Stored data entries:
BEGIN

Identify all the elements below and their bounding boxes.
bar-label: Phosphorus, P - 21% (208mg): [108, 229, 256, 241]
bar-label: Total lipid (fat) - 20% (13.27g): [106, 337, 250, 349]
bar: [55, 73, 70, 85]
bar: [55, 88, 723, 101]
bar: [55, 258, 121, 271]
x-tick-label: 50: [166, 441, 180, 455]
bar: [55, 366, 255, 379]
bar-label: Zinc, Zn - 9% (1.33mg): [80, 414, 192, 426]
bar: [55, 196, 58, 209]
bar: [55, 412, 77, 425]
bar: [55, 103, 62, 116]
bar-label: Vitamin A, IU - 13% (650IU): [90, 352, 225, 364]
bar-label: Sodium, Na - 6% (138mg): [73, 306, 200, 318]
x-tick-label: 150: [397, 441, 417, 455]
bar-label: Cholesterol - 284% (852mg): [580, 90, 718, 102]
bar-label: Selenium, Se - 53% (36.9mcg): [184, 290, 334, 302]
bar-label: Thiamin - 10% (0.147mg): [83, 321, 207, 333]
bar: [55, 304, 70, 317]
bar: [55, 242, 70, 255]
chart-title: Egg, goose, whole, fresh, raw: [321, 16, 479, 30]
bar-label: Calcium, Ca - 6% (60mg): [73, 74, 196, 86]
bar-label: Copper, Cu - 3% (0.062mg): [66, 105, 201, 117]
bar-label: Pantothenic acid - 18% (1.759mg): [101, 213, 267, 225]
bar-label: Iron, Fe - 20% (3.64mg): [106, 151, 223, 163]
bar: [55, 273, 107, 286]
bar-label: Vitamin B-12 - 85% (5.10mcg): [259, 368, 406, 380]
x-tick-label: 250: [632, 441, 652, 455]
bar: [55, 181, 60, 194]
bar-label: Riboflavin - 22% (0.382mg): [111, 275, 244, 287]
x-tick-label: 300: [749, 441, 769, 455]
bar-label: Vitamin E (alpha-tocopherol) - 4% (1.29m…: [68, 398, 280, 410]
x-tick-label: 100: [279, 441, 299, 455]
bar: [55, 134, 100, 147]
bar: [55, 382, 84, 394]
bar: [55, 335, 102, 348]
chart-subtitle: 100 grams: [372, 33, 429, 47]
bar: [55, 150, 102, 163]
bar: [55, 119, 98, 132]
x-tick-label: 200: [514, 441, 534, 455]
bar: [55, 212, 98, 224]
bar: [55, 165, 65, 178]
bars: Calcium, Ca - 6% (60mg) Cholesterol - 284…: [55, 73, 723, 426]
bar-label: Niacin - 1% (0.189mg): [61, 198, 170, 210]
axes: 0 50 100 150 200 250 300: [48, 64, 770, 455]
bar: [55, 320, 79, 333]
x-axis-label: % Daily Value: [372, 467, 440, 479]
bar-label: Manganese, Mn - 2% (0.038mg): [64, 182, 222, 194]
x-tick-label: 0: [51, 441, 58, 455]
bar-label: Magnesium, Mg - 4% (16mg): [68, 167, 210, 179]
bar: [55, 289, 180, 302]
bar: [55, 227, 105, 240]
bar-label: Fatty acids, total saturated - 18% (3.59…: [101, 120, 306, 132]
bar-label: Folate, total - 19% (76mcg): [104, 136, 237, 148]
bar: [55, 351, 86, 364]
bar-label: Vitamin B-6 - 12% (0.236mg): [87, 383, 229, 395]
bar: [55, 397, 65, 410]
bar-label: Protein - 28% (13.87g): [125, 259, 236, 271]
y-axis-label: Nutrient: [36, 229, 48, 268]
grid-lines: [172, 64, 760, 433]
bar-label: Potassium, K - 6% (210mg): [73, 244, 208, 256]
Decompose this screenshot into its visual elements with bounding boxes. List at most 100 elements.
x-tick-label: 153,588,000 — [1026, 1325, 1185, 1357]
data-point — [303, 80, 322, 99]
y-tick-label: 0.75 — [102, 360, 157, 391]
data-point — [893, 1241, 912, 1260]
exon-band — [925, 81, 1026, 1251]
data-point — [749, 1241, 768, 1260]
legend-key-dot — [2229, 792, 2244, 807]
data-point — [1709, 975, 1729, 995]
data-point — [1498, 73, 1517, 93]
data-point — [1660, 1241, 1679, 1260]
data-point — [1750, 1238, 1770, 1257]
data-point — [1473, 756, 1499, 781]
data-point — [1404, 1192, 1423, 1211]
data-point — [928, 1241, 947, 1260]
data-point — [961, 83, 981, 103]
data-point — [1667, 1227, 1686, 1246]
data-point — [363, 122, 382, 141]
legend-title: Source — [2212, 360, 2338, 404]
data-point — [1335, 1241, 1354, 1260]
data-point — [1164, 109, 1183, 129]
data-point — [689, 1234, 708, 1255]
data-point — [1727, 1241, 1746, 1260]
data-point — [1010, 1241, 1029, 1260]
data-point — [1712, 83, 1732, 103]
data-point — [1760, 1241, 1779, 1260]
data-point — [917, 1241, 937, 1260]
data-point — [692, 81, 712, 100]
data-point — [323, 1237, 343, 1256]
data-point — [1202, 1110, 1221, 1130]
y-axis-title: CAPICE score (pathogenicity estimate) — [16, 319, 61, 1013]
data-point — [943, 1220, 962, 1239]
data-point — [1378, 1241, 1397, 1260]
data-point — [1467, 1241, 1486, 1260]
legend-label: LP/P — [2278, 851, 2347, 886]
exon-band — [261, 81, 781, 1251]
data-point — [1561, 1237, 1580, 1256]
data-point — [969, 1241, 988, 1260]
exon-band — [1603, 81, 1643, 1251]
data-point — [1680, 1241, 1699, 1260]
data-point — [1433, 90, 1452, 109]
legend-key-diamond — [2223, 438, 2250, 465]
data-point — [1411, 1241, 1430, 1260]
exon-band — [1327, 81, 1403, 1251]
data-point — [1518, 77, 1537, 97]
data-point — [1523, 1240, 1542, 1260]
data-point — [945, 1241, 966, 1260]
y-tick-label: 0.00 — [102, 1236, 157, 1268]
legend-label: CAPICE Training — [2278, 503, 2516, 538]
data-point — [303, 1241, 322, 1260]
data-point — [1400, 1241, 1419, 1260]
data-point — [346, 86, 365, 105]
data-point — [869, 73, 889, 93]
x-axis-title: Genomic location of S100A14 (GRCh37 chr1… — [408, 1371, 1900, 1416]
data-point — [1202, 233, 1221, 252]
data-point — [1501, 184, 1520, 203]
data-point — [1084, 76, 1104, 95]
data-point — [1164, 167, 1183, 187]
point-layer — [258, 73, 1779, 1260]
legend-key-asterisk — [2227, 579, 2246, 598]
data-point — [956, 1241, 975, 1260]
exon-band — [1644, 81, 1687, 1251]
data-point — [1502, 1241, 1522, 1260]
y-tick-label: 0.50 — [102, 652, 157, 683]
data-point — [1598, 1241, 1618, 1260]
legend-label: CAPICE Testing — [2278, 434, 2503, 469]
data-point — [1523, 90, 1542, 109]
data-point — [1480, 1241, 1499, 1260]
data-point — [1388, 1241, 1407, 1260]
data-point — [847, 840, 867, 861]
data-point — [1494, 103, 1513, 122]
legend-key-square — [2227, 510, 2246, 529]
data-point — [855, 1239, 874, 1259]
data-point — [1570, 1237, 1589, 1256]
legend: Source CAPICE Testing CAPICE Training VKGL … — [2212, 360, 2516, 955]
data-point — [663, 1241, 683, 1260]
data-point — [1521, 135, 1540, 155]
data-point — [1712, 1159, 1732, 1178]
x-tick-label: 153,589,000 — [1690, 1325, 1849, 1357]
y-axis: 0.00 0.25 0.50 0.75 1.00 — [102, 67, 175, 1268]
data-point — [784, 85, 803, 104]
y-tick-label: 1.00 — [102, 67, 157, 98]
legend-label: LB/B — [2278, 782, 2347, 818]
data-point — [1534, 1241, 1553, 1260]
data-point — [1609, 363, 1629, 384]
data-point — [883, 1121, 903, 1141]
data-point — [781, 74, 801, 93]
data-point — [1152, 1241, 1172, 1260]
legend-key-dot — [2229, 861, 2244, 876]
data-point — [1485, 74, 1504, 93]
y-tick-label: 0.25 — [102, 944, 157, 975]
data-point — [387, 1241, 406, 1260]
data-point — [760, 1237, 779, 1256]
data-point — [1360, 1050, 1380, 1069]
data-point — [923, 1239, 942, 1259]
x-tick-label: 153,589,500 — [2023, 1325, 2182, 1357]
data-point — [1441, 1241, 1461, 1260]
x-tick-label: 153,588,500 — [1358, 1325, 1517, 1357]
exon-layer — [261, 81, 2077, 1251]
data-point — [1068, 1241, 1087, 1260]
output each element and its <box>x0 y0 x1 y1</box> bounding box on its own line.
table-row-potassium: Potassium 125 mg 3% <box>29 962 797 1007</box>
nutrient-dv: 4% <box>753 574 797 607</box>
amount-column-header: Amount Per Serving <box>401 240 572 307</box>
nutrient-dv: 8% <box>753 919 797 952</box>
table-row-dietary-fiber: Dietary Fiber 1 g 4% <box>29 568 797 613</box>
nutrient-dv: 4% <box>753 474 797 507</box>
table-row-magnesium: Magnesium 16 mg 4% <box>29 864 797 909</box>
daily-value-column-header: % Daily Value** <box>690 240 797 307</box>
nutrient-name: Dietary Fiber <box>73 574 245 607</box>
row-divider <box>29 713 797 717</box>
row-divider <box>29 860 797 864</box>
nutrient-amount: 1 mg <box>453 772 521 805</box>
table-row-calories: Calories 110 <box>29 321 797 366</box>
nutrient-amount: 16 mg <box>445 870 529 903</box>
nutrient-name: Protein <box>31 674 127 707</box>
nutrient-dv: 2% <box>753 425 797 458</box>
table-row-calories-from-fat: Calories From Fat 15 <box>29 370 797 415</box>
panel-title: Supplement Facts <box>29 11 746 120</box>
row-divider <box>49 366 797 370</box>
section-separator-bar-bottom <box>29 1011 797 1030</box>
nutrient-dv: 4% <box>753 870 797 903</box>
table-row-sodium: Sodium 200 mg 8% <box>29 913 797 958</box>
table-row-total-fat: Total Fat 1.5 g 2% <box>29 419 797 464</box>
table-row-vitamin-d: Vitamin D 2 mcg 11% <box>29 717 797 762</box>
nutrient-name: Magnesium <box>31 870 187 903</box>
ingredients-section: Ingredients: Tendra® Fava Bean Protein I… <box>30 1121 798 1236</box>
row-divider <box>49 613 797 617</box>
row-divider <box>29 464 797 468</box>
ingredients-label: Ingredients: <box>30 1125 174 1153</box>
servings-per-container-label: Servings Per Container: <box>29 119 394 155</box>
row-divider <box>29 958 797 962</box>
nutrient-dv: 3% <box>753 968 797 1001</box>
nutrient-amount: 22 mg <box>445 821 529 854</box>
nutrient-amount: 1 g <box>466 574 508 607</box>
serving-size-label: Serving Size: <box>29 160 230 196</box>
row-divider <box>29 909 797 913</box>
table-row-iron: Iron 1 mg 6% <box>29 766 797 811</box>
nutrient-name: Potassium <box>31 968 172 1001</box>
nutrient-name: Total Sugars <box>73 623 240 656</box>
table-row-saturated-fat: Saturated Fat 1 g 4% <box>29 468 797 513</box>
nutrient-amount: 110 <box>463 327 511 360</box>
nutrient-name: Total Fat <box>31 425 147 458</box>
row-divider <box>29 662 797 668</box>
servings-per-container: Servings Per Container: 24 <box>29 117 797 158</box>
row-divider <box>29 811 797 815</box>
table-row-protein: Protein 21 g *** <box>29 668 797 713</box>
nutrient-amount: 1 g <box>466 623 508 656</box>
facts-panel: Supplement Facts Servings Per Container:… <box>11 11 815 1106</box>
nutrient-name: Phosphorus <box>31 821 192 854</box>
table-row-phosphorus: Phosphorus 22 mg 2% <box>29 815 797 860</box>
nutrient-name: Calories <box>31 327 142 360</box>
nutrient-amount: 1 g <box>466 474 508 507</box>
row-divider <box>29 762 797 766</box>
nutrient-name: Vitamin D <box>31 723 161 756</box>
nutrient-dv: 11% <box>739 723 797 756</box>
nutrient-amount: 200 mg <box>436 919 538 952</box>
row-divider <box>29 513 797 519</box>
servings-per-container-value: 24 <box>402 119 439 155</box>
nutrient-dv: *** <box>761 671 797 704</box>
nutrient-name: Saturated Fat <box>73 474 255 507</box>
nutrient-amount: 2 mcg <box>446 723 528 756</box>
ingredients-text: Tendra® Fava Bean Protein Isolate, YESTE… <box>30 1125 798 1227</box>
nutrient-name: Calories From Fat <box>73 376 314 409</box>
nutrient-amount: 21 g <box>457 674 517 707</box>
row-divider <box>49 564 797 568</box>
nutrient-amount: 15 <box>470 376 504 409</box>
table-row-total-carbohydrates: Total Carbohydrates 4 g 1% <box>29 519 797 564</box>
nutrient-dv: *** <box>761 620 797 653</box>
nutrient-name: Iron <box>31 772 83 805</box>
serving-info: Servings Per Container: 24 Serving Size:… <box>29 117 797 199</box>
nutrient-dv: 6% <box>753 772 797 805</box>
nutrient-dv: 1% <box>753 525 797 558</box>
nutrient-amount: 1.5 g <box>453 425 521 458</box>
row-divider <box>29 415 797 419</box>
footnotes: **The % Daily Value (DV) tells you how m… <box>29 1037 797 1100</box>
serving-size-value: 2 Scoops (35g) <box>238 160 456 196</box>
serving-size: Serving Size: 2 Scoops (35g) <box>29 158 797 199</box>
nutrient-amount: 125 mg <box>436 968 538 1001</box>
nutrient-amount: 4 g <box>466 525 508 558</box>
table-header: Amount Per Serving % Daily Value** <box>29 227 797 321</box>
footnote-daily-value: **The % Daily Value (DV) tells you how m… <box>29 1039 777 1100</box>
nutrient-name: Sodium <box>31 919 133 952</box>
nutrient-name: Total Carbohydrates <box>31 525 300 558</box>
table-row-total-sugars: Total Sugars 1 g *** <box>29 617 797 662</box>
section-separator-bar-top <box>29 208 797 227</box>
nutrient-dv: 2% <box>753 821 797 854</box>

END

▶ Exercise:
Each line above that contains the string "Vitamin" should be copied.

▶ Exercise output:
bar-label: Vitamin A, IU - 13% (650IU): [90, 352, 225, 364]
bar-label: Vitamin B-12 - 85% (5.10mcg): [259, 368, 406, 380]
bar-label: Vitamin E (alpha-tocopherol) - 4% (1.29m…: [68, 398, 280, 410]
bar-label: Vitamin B-6 - 12% (0.236mg): [87, 383, 229, 395]
table-row-vitamin-d: Vitamin D 2 mcg 11% <box>29 717 797 762</box>
nutrient-name: Vitamin D <box>31 723 161 756</box>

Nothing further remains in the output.